*** Extracted records

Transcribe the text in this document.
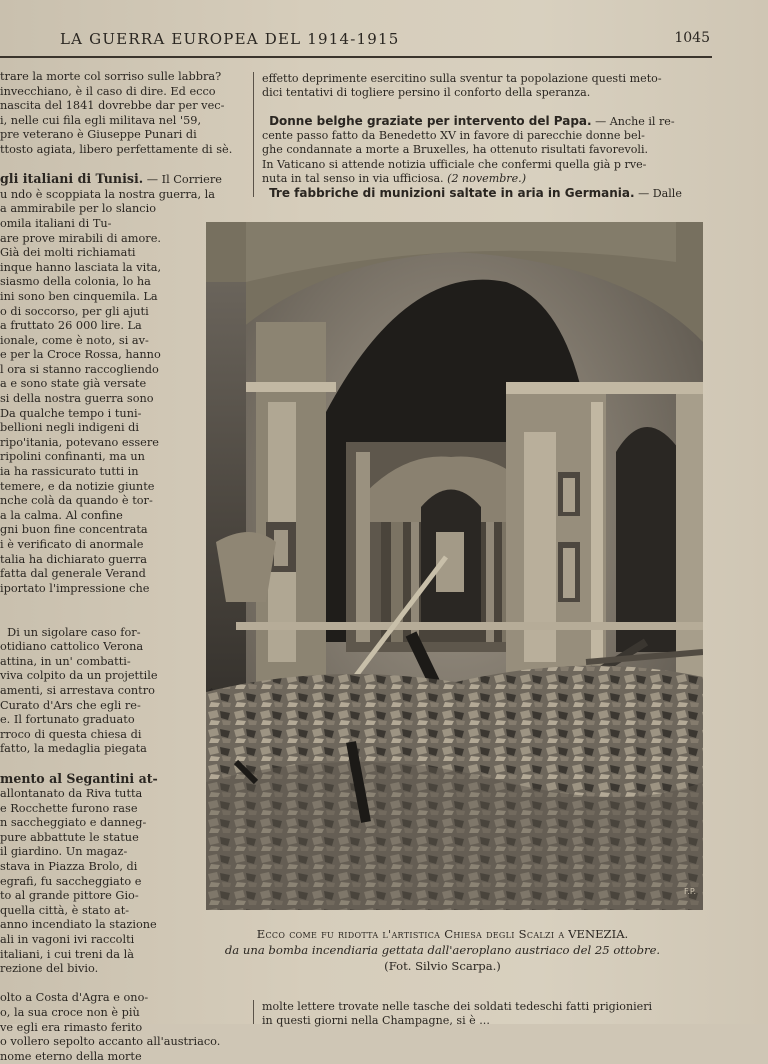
LA GUERRA EUROPEA DEL 1914-1915	1045
trare la morte col sorriso sulle labbra?
invecchiano, è il caso di dire. Ed ecco
nascita del 1841 dovrebbe dar per vec-
i, nelle cui fila egli militava nel '59,
pre veterano è Giuseppe Punari di
ttosto agiata, libero perfettamente di sè.

gli italiani di Tunisi. — Il Corriere
u ndo è scoppiata la nostra guerra, la
a ammirabile per lo slancio
omila italiani di Tu-
are prove mirabili di amore.
Già dei molti richiamati
inque hanno lasciata la vita,
siasmo della colonia, lo ha
ini sono ben cinquemila. La
o di soccorso, per gli ajuti
a fruttato 26 000 lire. La
ionale, come è noto, si av-
e per la Croce Rossa, hanno
l ora si stanno raccogliendo
a e sono state già versate
si della nostra guerra sono
Da qualche tempo i tuni-
bellioni negli indigeni di
ripo'itania, potevano essere
ripolini confinanti, ma un
ia ha rassicurato tutti in
temere, e da notizie giunte
nche colà da quando è tor-
a la calma. Al confine
gni buon fine concentrata
i è verificato di anormale
talia ha dichiarato guerra
fatta dal generale Verand
iportato l'impressione che

Di un sigolare caso for-
otidiano cattolico Verona
attina, in un' combatti-
viva colpito da un projettile
amenti, si arrestava contro
Curato d'Ars che egli re-
e. Il fortunato graduato
rroco di questa chiesa di
fatto, la medaglia piegata

mento al Segantini at-
allontanato da Riva tutta
e Rocchette furono rase
n saccheggiato e danneg-
pure abbattute le statue
il giardino. Un magaz-
stava in Piazza Brolo, di
egrafi, fu saccheggiato e
to al grande pittore Gio-
quella città, è stato at-
anno incendiato la stazione
ali in vagoni ivi raccolti
italiani, i cui treni da là
rezione del bivio.

olto a Costa d'Agra e ono-
o, la sua croce non è più
ve egli era rimasto ferito
o vollero sepolto accanto all'austriaco.
nome eterno della morte
effetto deprimente esercitino sulla sventur ta popolazione questi meto-
dici tentativi di togliere persino il conforto della speranza.

Donne belghe graziate per intervento del Papa. — Anche il re-
cente passo fatto da Benedetto XV in favore di parecchie donne bel-
ghe condannate a morte a Bruxelles, ha ottenuto risultati favorevoli.
In Vaticano si attende notizia ufficiale che confermi quella già p rve-
nuta in tal senso in via ufficiosa. (2 novembre.)
Tre fabbriche di munizioni saltate in aria in Germania. — Dalle
F.P.
Ecco come fu ridotta l'artistica Chiesa degli Scalzi a VENEZIA.
da una bomba incendiaria gettata dall'aeroplano austriaco del 25 ottobre.
(Fot. Silvio Scarpa.)
molte lettere trovate nelle tasche dei soldati tedeschi fatti prigionieri
in questi giorni nella Champagne, si è ...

******

Requirement:
Write out the whole listing again, exactly, with no pictures.

Result:
Transcribe the text in this document.
LA GUERRA EUROPEA DEL 1914-1915	1045
trare la morte col sorriso sulle labbra?
invecchiano, è il caso di dire. Ed ecco
nascita del 1841 dovrebbe dar per vec-
i, nelle cui fila egli militava nel '59,
pre veterano è Giuseppe Punari di
ttosto agiata, libero perfettamente di sè.

gli italiani di Tunisi. — Il Corriere
u ndo è scoppiata la nostra guerra, la
a ammirabile per lo slancio
omila italiani di Tu-
are prove mirabili di amore.
Già dei molti richiamati
inque hanno lasciata la vita,
siasmo della colonia, lo ha
ini sono ben cinquemila. La
o di soccorso, per gli ajuti
a fruttato 26 000 lire. La
ionale, come è noto, si av-
e per la Croce Rossa, hanno
l ora si stanno raccogliendo
a e sono state già versate
si della nostra guerra sono
Da qualche tempo i tuni-
bellioni negli indigeni di
ripo'itania, potevano essere
ripolini confinanti, ma un
ia ha rassicurato tutti in
temere, e da notizie giunte
nche colà da quando è tor-
a la calma. Al confine
gni buon fine concentrata
i è verificato di anormale
talia ha dichiarato guerra
fatta dal generale Verand
iportato l'impressione che

Di un sigolare caso for-
otidiano cattolico Verona
attina, in un' combatti-
viva colpito da un projettile
amenti, si arrestava contro
Curato d'Ars che egli re-
e. Il fortunato graduato
rroco di questa chiesa di
fatto, la medaglia piegata

mento al Segantini at-
allontanato da Riva tutta
e Rocchette furono rase
n saccheggiato e danneg-
pure abbattute le statue
il giardino. Un magaz-
stava in Piazza Brolo, di
egrafi, fu saccheggiato e
to al grande pittore Gio-
quella città, è stato at-
anno incendiato la stazione
ali in vagoni ivi raccolti
italiani, i cui treni da là
rezione del bivio.

olto a Costa d'Agra e ono-
o, la sua croce non è più
ve egli era rimasto ferito
o vollero sepolto accanto all'austriaco.
nome eterno della morte
effetto deprimente esercitino sulla sventur ta popolazione questi meto-
dici tentativi di togliere persino il conforto della speranza.

Donne belghe graziate per intervento del Papa. — Anche il re-
cente passo fatto da Benedetto XV in favore di parecchie donne bel-
ghe condannate a morte a Bruxelles, ha ottenuto risultati favorevoli.
In Vaticano si attende notizia ufficiale che confermi quella già p rve-
nuta in tal senso in via ufficiosa. (2 novembre.)
Tre fabbriche di munizioni saltate in aria in Germania. — Dalle
F.P.
Ecco come fu ridotta l'artistica Chiesa degli Scalzi a VENEZIA.
da una bomba incendiaria gettata dall'aeroplano austriaco del 25 ottobre.
(Fot. Silvio Scarpa.)
molte lettere trovate nelle tasche dei soldati tedeschi fatti prigionieri
in questi giorni nella Champagne, si è ...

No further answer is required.